> _Requirement_
Copy all lines in which the word "text" can be found.

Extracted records
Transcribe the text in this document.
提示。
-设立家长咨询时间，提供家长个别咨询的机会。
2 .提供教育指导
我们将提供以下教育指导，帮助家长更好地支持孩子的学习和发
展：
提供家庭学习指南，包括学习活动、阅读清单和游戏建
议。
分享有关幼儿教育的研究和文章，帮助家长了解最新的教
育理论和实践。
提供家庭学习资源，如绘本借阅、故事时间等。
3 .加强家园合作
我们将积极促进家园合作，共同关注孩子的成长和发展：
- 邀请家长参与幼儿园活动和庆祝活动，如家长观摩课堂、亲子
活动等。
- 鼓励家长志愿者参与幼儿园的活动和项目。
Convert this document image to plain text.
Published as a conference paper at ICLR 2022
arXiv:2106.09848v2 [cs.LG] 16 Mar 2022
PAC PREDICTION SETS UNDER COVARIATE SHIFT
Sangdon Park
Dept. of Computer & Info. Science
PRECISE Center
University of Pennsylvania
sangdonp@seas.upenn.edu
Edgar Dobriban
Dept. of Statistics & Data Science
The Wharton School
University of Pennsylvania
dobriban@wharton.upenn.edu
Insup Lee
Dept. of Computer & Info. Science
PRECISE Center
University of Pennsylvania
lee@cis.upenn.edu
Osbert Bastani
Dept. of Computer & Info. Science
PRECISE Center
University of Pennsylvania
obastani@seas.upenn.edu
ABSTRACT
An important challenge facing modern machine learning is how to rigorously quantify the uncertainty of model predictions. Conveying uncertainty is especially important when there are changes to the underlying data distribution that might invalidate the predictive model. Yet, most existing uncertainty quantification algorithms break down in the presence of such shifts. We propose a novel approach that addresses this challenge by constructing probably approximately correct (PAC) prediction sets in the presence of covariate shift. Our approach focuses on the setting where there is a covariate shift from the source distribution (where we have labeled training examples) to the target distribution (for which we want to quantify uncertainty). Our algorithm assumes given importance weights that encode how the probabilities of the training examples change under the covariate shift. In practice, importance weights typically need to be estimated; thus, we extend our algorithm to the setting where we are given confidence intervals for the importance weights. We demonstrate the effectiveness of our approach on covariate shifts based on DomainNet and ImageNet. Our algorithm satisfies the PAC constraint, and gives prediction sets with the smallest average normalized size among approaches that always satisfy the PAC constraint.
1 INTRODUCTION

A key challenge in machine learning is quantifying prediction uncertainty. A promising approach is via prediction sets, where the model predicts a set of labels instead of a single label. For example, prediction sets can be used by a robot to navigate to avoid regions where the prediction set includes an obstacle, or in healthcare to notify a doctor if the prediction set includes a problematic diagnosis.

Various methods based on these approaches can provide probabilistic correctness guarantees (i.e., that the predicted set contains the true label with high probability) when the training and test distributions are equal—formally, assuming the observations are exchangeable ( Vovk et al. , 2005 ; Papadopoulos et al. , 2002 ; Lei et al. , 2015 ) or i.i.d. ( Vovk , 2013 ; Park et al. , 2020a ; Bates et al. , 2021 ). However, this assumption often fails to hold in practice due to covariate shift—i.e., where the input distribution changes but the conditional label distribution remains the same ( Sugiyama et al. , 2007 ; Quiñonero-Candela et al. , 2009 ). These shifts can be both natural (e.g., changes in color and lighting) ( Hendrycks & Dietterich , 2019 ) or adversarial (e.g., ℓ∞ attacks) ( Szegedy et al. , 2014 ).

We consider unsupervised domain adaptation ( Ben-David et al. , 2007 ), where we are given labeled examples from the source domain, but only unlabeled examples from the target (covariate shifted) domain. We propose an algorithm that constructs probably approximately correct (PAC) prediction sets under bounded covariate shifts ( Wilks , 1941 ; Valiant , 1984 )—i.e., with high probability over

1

> _Result_
Transcribe the text in this document.
Convert this document image to plain text.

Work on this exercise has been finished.